Texto de referencia ▸
________________________________________
La vigencia de un hombre necesario

Nov 9 • Reflexiones • 2669 Views • No hay comentarios en La vigencia de un hombre necesario

POR SANTIAGO KOVADLOFF

 

La Nación/GDA

 

4 de enero de 1960. Dos de la tarde. Un cielo prematuramente oscurecido acentúa el frío glacial. Michel Gallimard, sobrino del conocido editor, conduce su coche por la ruta que une Sens con Fontainebleu. A su lado, Albert Camus. De pronto, en el pavimento semicongelado, el auto patina y Gallimard pierde el control del volante. Como un bólido, la máquina se estrella contra un árbol. Camus muere instantáneamente: el cráneo fracturado y el tórax aplastado entre el parabrisas y el respaldo del asiento. Las heridas de Gallimard son gravísimas. Sólo sobrevive seis días. La repercusión mundial de la catástrofe es inmediata. El hombre que ha muerto junto a Gallimard llegó a ser uno de los escritores más célebres de su tiempo. ¿Cuál es su significación medio siglo después? En Estocolmo, al recibir el Premio Nobel de Literatura el 10 de diciembre de 1957, pronunció palabras que lo dicen todo sobre él: “La mayoría de nosotros, en mi país y en el mundo entero, ha rechazado el nihilismo y se consagra a la conquista de una legitimidad. Le ha sido preciso forjarse un arte de vivir para tiempos catastróficos, a fin de nacer una segunda vez y luchar luego, a cara descubierta, contra el instinto de muerte que se agita en nuestra historia”.

 

¿Ante quién estamos? ¿Ante un filósofo? Camus dice que no. Prefiere nombrarse como artista. Aun así, Camus admite que el compromiso que entabla con su tiempo va más allá de la literatura. De hecho, interviene resueltamente en los grandes debates que impone la época. Rechaza sin excepción las ideologías fascinadas por lo absoluto. Estima incanjeable el valor de la libertad. Desconfía de los sistemas, tanto en filosofía como en política. Detesta la vida adoctrinada y no se cansa de advertir sobre sus riesgos. Visceralmente constituido por la duda, ve en el dogmatismo la condición de posibilidad del desprecio y el crimen. Repudia las trampas de la generalización y está persuadido de que la vida de nadie cabe en las leyes generales que pretenden disolver lo particular en una abstracción.

 

Enfrentado a la inflexibilidad ideológica de los intelectuales comunistas de posguerra, no vacila en recordarles que “Lo que define a la sociedad totalitaria, ya sea de derecha o de izquierda, es, en primer lugar, el partido único”.

 

Pero a Camus no le basta el pensamiento. Ama el sol, la luz, el mar. Los cuerpos alcanzan, en su exaltación de la vida, un protagonismo mayor. Se diría que es griego en su celebración perpetua de la naturaleza y el deporte.
________________________________________
Datos proporcionados ▸
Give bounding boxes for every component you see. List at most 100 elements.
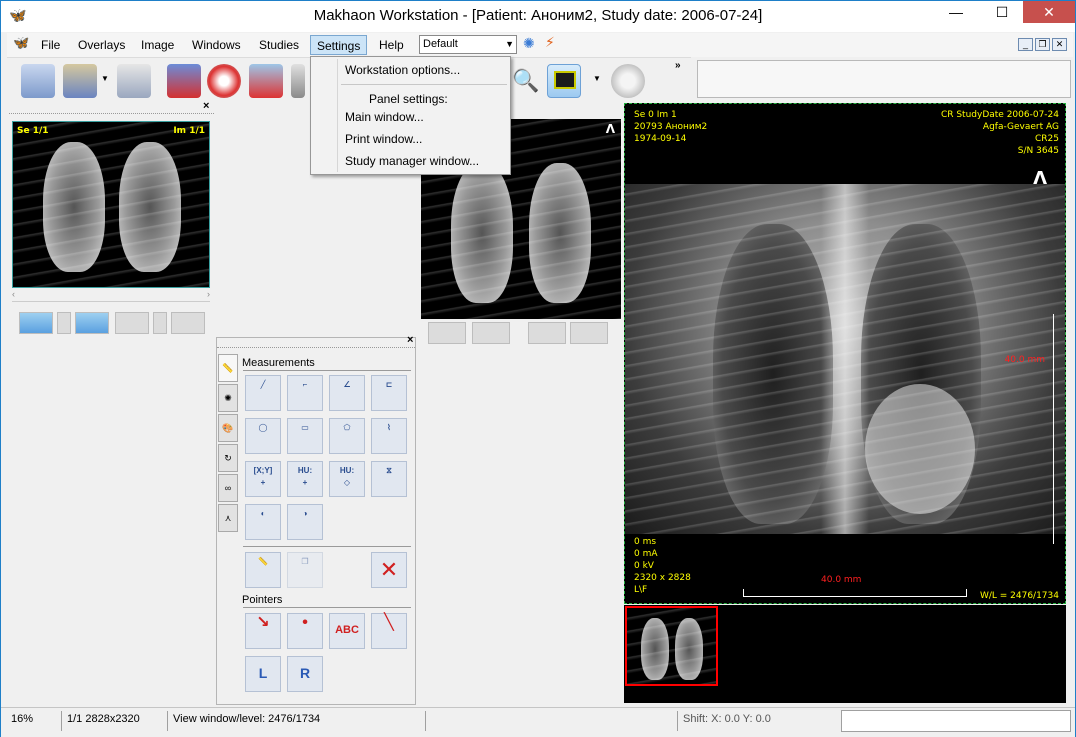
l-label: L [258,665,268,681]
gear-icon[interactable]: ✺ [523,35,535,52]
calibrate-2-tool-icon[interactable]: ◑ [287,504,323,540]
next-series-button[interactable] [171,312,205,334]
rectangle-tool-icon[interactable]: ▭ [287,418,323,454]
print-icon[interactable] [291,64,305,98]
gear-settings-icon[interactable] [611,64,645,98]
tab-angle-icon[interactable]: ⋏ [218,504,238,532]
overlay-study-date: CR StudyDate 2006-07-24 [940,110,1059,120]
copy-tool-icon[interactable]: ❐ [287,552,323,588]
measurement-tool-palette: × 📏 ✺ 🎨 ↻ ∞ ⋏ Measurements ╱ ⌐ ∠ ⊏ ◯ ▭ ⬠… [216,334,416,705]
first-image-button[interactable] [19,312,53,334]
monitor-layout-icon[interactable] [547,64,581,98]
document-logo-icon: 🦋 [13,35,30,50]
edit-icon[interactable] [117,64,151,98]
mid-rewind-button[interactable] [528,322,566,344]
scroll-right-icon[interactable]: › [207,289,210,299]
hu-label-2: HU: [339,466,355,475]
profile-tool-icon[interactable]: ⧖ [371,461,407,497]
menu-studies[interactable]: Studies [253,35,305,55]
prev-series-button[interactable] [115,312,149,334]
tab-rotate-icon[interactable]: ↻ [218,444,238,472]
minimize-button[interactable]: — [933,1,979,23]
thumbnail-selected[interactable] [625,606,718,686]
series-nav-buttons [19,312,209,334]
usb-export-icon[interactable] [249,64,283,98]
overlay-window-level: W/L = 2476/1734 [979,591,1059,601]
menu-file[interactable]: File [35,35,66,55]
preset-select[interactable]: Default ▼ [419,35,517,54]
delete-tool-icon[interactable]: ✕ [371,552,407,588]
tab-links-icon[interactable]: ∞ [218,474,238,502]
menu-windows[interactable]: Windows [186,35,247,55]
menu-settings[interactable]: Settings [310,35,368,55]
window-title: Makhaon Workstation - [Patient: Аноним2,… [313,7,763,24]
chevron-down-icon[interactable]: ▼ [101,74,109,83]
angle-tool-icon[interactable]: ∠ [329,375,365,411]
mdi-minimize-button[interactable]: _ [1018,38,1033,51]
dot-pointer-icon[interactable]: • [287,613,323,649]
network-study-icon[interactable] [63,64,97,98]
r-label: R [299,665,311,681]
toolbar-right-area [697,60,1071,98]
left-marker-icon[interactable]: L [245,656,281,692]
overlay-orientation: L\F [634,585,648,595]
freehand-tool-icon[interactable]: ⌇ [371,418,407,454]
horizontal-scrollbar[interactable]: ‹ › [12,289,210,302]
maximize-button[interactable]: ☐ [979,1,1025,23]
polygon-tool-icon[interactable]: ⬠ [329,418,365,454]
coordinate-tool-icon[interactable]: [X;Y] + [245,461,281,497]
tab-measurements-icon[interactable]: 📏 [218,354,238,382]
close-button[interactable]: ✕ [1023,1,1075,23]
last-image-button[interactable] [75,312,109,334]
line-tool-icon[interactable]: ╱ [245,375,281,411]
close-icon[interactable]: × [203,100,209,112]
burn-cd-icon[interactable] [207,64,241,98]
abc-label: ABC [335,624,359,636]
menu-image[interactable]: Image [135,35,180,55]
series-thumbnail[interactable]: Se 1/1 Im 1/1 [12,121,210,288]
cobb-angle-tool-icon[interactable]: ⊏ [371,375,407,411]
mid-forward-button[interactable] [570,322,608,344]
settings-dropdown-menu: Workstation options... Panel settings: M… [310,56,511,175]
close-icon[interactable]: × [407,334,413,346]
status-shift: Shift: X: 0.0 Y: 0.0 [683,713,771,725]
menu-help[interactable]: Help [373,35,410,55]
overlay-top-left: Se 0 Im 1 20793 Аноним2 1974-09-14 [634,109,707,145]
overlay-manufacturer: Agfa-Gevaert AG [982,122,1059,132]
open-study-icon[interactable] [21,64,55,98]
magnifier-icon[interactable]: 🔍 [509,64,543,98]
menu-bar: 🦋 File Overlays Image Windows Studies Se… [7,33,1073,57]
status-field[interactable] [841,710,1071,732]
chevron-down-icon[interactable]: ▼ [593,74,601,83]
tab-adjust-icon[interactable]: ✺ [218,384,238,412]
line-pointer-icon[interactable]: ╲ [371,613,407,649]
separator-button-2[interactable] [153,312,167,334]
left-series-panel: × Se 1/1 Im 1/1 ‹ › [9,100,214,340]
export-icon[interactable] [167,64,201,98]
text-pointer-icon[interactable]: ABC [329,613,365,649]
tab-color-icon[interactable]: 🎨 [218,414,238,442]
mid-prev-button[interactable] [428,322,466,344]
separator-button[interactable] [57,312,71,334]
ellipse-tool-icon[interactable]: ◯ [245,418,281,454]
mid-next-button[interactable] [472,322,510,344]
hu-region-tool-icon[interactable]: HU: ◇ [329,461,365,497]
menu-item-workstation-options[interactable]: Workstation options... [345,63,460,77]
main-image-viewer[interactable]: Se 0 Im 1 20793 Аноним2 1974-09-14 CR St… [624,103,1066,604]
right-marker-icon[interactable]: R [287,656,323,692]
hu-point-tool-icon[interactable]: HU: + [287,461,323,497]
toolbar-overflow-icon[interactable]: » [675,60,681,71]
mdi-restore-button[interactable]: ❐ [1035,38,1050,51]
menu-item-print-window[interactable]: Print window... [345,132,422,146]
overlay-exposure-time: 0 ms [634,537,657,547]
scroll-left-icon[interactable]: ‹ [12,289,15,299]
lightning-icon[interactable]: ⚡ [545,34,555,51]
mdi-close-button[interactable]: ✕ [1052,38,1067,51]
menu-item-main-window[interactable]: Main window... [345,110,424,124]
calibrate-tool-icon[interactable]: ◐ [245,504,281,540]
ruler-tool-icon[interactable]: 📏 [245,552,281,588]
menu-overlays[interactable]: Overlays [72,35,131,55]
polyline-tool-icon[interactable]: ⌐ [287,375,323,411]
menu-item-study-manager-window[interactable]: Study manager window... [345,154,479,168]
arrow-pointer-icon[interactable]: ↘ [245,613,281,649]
________________________________________
Qué debes hacer ▸
Reproduce tal cual, del texto sobre Albert Camus, el fragmento que comienza con las palabras que contienen "Pero a Camus" y termina con "y el deporte.".

Respuesta ▸
Pero a Camus no le basta el pensamiento. Ama el sol, la luz, el mar. Los cuerpos alcanzan, en su exaltación de la vida, un protagonismo mayor. Se diría que es griego en su celebración perpetua de la naturaleza y el deporte.